Extracted records
-- Begin --
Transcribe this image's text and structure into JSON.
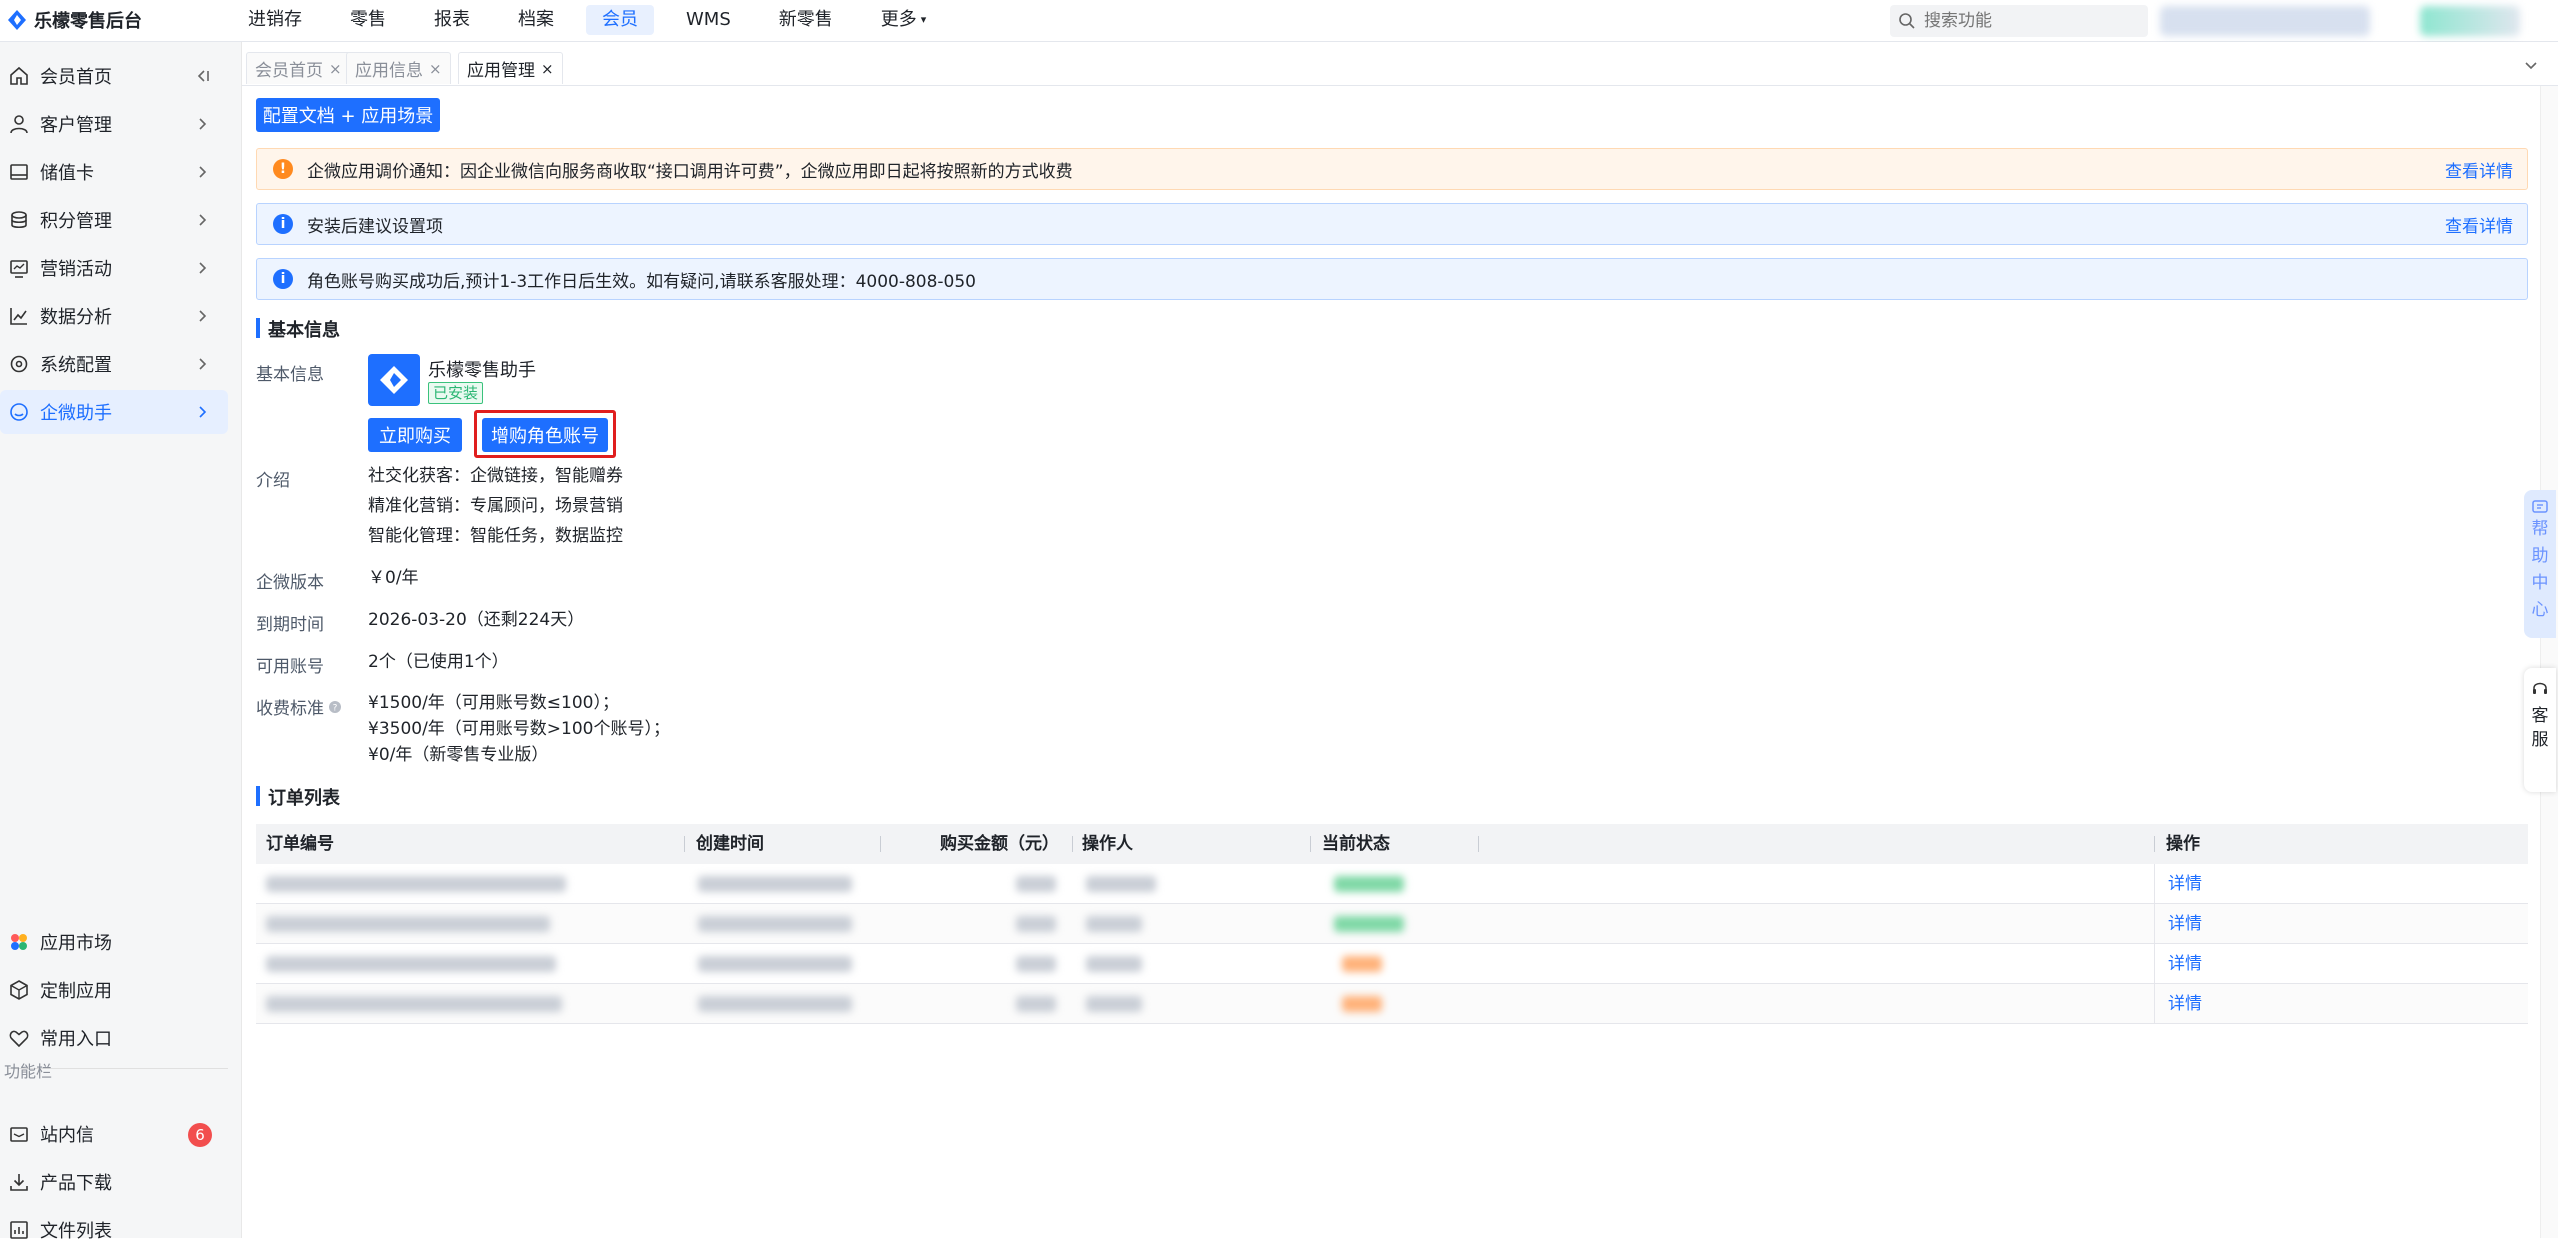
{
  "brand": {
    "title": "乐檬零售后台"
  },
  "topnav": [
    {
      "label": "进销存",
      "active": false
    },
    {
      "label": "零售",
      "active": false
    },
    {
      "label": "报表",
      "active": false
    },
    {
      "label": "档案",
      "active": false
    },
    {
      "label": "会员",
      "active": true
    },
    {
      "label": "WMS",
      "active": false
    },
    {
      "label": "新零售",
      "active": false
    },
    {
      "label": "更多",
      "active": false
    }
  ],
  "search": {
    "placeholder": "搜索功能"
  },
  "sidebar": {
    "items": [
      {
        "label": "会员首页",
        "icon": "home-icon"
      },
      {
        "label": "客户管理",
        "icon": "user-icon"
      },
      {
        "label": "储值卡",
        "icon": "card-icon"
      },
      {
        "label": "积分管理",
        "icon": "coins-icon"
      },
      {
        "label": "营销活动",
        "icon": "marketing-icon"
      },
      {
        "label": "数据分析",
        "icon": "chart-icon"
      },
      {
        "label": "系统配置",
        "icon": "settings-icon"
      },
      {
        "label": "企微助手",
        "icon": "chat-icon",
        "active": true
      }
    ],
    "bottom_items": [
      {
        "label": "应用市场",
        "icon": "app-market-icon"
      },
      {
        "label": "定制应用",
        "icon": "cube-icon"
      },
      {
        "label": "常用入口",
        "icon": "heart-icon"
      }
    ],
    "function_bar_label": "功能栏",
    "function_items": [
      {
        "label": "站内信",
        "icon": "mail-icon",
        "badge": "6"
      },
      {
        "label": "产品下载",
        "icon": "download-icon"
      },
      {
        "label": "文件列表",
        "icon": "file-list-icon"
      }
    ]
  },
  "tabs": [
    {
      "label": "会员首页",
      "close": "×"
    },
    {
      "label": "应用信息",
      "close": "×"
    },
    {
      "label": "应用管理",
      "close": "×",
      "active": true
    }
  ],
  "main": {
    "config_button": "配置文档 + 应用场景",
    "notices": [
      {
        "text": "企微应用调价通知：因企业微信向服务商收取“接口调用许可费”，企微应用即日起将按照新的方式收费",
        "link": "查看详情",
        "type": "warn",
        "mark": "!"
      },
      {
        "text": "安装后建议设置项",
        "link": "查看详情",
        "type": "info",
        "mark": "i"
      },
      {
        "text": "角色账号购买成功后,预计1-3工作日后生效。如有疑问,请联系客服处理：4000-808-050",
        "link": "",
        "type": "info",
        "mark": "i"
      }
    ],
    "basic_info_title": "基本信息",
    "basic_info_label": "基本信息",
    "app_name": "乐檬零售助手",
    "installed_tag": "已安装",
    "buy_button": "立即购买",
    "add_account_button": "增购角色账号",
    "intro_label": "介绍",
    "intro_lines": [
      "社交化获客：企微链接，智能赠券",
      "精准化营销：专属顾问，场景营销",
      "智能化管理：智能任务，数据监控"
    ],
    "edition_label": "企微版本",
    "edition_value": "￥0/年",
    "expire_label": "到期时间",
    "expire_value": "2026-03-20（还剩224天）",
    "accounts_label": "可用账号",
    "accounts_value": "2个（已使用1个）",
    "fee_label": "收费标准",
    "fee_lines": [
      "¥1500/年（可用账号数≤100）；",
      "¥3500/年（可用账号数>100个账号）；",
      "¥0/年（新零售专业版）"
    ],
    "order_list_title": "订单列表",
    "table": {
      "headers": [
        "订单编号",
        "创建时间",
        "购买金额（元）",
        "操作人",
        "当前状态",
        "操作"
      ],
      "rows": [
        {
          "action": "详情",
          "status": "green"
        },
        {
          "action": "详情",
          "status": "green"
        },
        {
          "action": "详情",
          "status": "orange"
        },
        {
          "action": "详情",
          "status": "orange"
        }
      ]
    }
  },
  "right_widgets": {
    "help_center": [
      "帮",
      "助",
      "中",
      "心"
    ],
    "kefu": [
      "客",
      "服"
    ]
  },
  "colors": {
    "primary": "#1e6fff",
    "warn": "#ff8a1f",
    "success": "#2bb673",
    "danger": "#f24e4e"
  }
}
-- End --
-- Begin --
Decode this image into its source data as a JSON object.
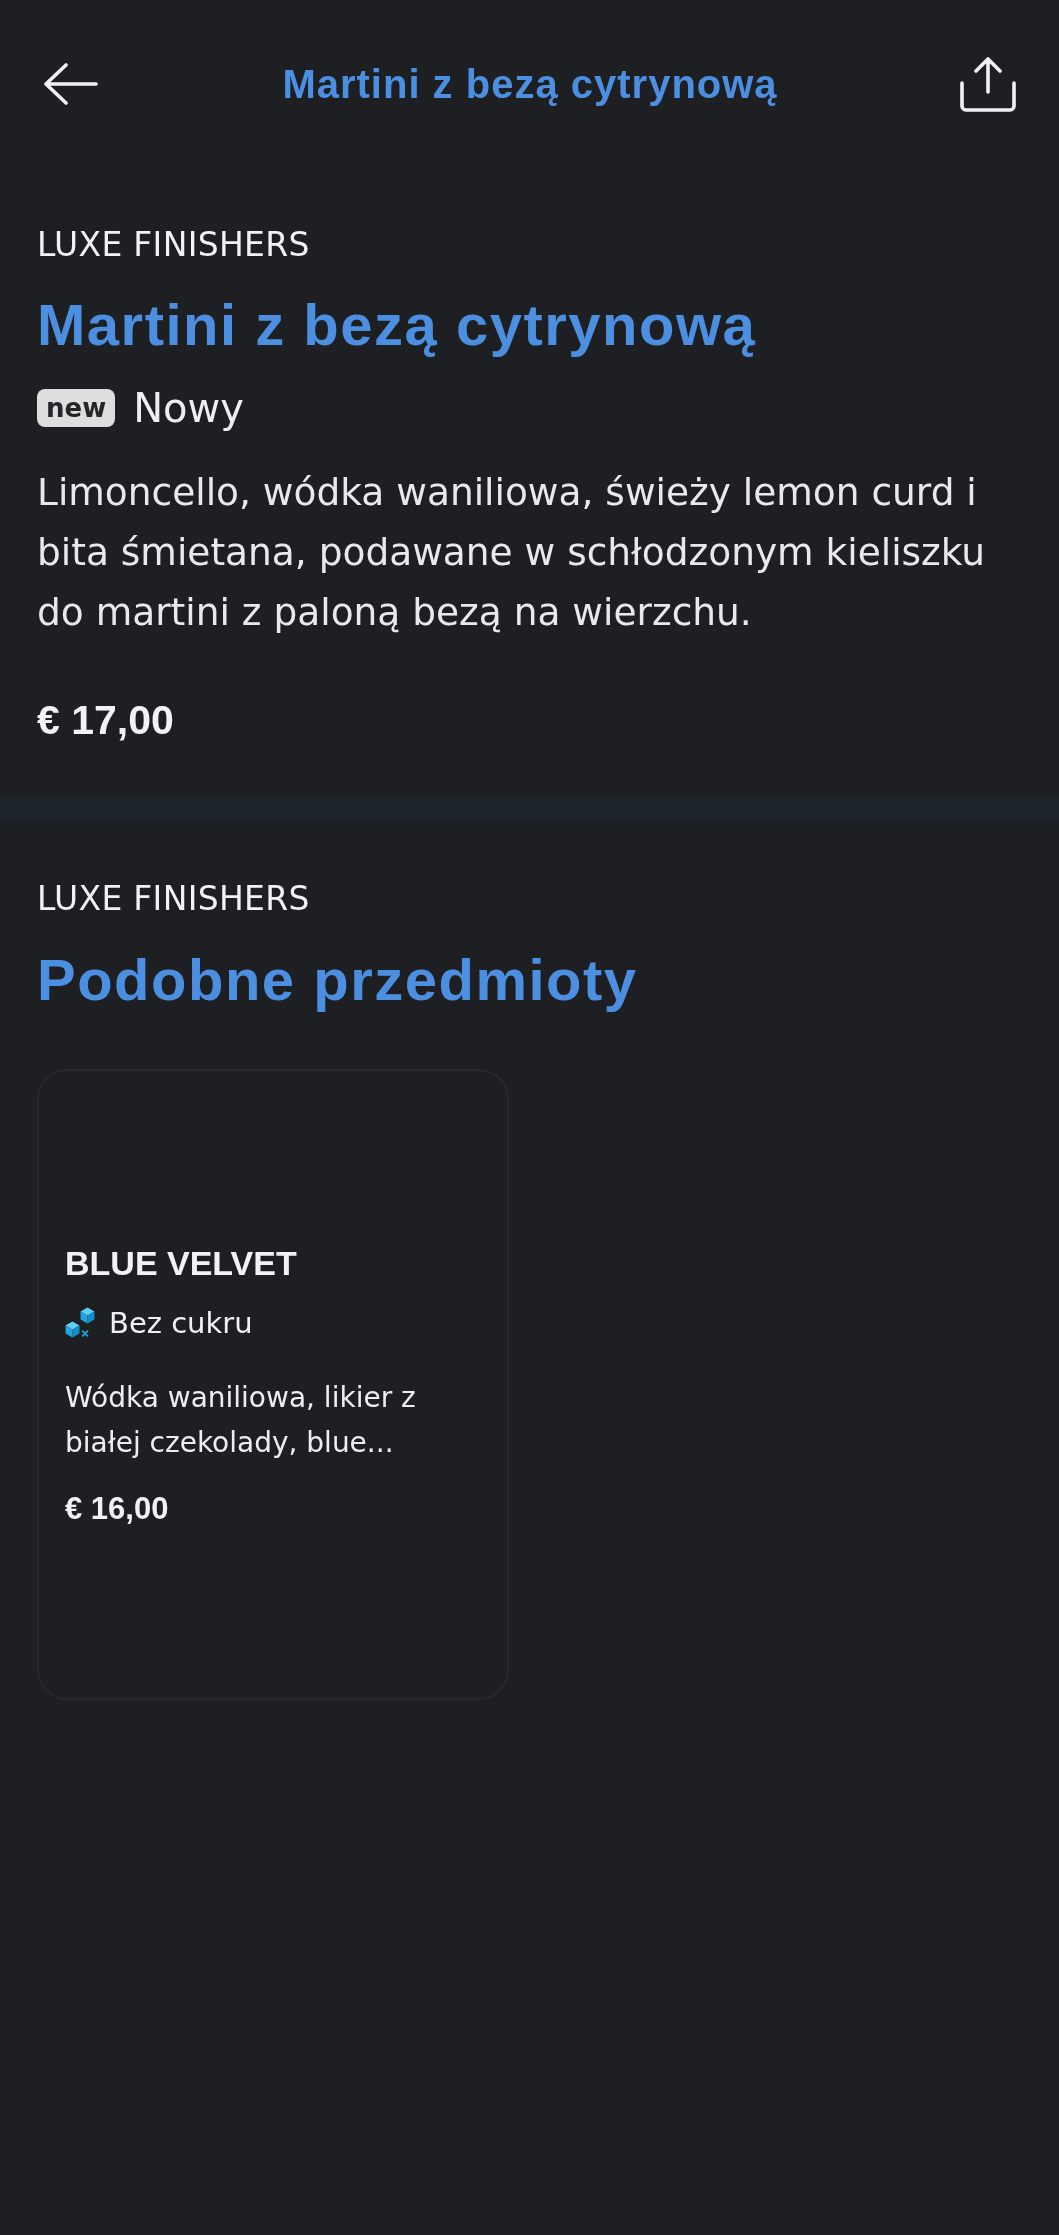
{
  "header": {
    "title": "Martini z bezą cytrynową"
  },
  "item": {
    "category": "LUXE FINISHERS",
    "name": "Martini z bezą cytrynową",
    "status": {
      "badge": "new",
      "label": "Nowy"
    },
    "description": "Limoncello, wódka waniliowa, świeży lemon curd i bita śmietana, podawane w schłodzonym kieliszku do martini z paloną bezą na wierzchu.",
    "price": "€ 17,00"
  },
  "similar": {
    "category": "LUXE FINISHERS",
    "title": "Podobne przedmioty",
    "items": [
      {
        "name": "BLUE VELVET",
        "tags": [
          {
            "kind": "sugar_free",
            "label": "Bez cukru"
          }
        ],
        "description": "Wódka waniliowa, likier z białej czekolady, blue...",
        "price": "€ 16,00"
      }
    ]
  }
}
-- End --
Lines from the records above that hold "bezą" are the ones to list.

    "title": "Martini z bezą cytrynową"
    "name": "Martini z bezą cytrynową",
    "description": "Limoncello, wódka waniliowa, świeży lemon curd i bita śmietana, podawane w schłodzonym kieliszku do martini z paloną bezą na wierzchu.",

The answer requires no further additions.